* 任务要求 *
1: 依据文本节选,判断下列三项陈述是否与其相符,逐项回答"是"或"否",并原文引述起决定作用的语句:(a)原人教版仅对"倾城"一词作了注解;(b)统编版将"为报"注释为"为了报答";(c)作者认为该词宜作为抒情诗歌来解读。
2: 按照文本节选所述,统编版教材为"为报倾城随太守"一句所作注解的内容是什么?
3: 请从文本节选中摘录原文,自"像这样的表述在这首词中多次出"起,一直到"转了,从而消解叙事的真实性。"为止。

* 文本节选 *

读懂词的戏剧意味

作者: 汪莉

摘要:旧人教版和统编版教材都选用了苏轼词《江城子·密州出猎》,但两者对“为报倾城随太守”一句的相关注释差异较大。统编版采用的注释凸显了文本的虚构性,使学习者关注到该词的戏剧意味。经辨析,该词具有鲜明的戏剧演绎属性,若把它作为抒情诗歌解读会产生理解偏差。对于具有戏剧意味的词作,“以戏读词”的鉴赏视角能使学习者更准确地代入词中角色,走进词人心境,读出词之本色。

关键词:《江城子·密州出猎》;戏剧意味;以戏读词

原人教版和统编版两套初中语文教材均收录了苏轼词《江城子·密州出猎》。我们发现,在“为报倾城随太守”一句的相关注释上两者出现了较大差异。原人教版各版次印次都只对“倾城”单个词作出注解,内容为“全城的人都出来了”“形容随从之多”,它引导读者将“倾城”看作是对随从众多的现实情况的描述,“为报”二字就顺理成章地被理解为“为了报答”这种盛况,那么整句话就是词人真实意志的抒发,这便是通常“以诗读词”的理解路径。而统编版各版次印次注解的对象都是“为报倾城随太守”整个句子,内容为“为我报知全城百姓,使随我出猎”,它引导读者把这句话视作对主人公语言的直接引用,且因其表意夸张戏谑,在语境中可被视作酒后戏言。那么“为报倾城随太守”就是对词中主人公形象的描摹和表现,并不直接表达词人的情感意志。受这条注解的启示,我们重新解读《江城子·密州出猎》一词,发现该词除了这处“酒后戏言”,还多处呈现了作为一种表演文本的戏剧意味。

一、《江城子·密州出猎》的戏剧意味辨析

(一)文本的夸张与反讽

依照统编版教材的注解,“为报倾城随太守”描摹的是太守的话语。如把这句话当真,即太守一时高兴而要求报知全城百姓随行出猎,那这太守真是过于荒唐了;我们稍用理性就能判断这是太守的玩笑之语,他说“把全城的百姓都叫来,让他们看看我太守今天要像东吴的孙权一样亲自射杀老虎”,一个酒酣耳热、意气风发的太守形象跃然纸上。“为报倾城随太守,亲射虎,看孙郎”自然应被理解为对词中人物“台词”的夸张表现。

像这样的表述在这首词中多次出现。在上片中苏轼毫不保留甚至略有夸张地表现一位太守在偏远小州行猎时“牵黄”“擎苍”的威武架势,“锦帽貂裘”的奢华装备,随从“千骑”的宏大排场。如此姿态与其说是寻常表达奋发自信,不如说是刻意炫耀张扬气势。如把这种写法简单地解读为表现词人举止之“狂”,显然无法解释这个老太守过于招摇轻佻的夸张形象。事实上,在这首词中这些刻意的夸张被戏剧性地反转了,从而消解叙事的真实性。

* 数据摘录 *
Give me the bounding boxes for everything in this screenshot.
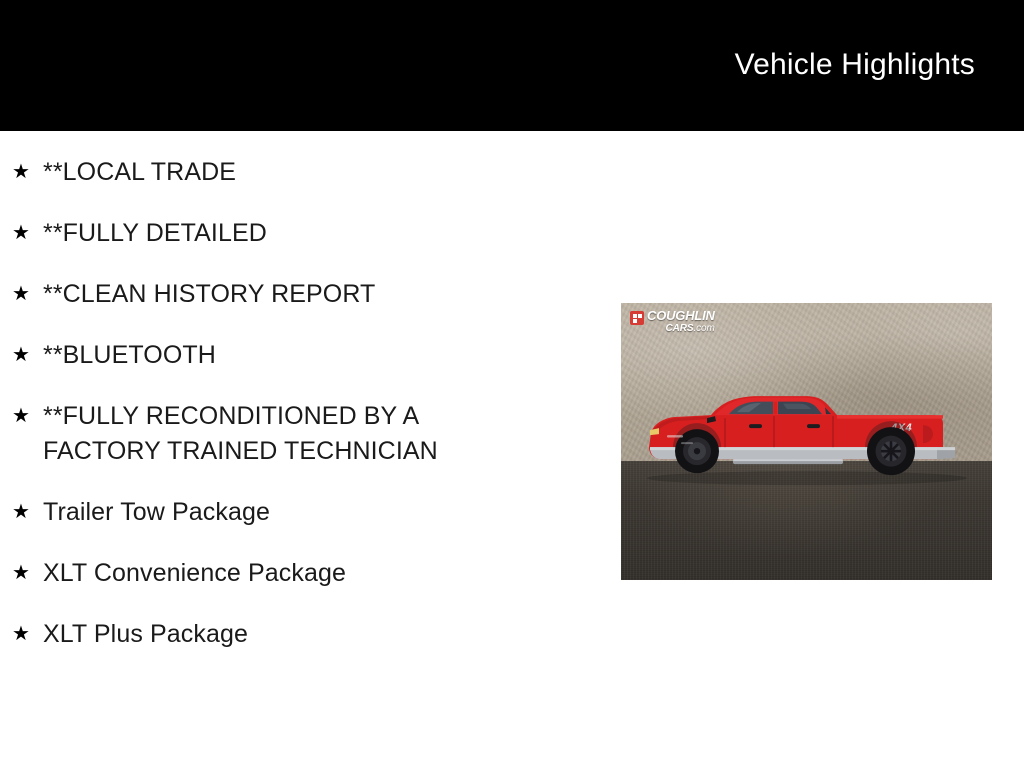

* 参考答案 *
1:
(a)是。"原人教版各版次印次都只对“倾城”单个词作出注解"
(b)否。"而统编版各版次印次注解的对象都是“为报倾城随太守”整个句子,内容为“为我报知全城百姓,使随我出猎”"
(c)否。"若把它作为抒情诗歌解读会产生理解偏差"

2: 为我报知全城百姓,使随我出猎。

3:
像这样的表述在这首词中多次出现。在上片中苏轼毫不保留甚至略有夸张地表现一位太守在偏远小州行猎时“牵黄”“擎苍”的威武架势,“锦帽貂裘”的奢华装备,随从“千骑”的宏大排场。如此姿态与其说是寻常表达奋发自信,不如说是刻意炫耀张扬气势。如把这种写法简单地解读为表现词人举止之“狂”,显然无法解释这个老太守过于招摇轻佻的夸张形象。事实上,在这首词中这些刻意的夸张被戏剧性地反转了,从而消解叙事的真实性。